### WHAT IS EXPECTED
Return a copy of each line that holds the string "bewerten".

[Data extracted from a collection]
***

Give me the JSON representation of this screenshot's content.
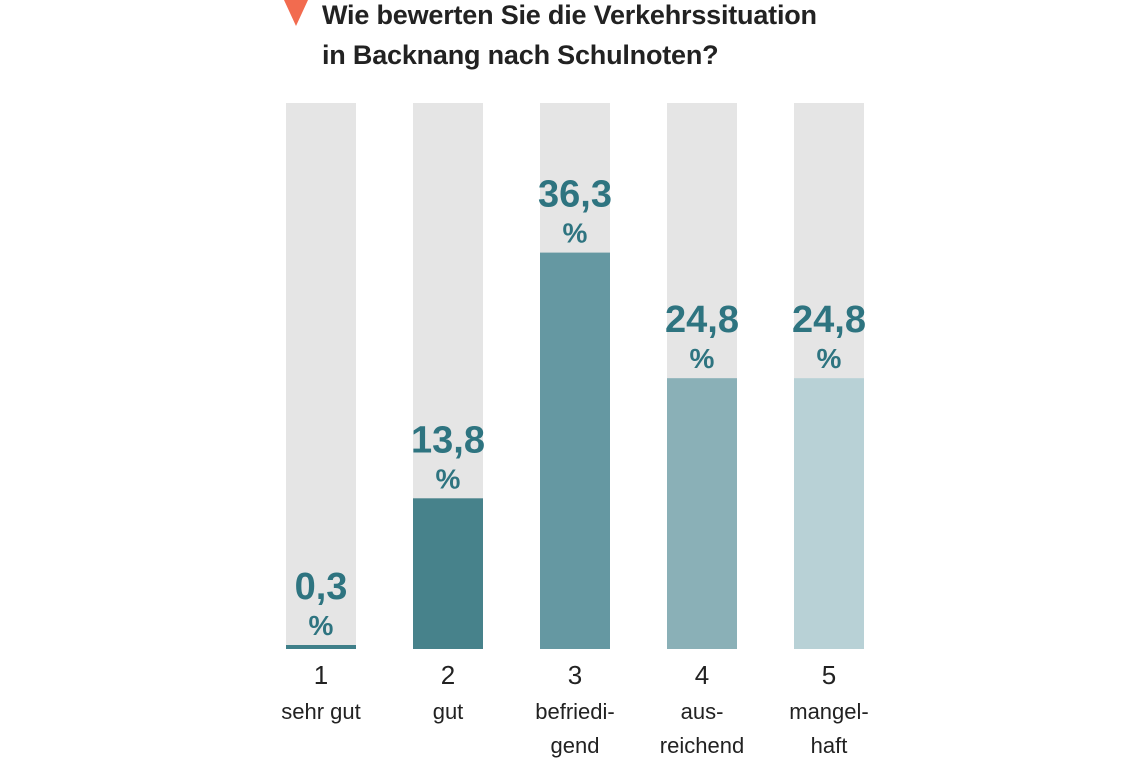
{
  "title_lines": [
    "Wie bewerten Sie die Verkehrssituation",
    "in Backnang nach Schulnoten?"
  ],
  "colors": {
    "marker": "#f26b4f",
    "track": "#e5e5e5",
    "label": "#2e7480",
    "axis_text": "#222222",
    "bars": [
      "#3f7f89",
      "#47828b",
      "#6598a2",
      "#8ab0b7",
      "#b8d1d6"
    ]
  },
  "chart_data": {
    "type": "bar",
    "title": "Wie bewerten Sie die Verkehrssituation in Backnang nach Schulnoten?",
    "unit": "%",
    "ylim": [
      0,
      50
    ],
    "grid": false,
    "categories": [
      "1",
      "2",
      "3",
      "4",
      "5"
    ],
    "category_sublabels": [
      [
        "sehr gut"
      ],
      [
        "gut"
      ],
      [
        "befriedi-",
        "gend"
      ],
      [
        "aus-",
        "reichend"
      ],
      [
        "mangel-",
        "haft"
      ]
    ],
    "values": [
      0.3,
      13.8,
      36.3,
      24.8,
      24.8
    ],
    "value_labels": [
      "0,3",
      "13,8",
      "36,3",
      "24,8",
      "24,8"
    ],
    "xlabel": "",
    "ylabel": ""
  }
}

***

### SOLUTION
    "Wie bewerten Sie die Verkehrssituation",
    "title": "Wie bewerten Sie die Verkehrssituation in Backnang nach Schulnoten?",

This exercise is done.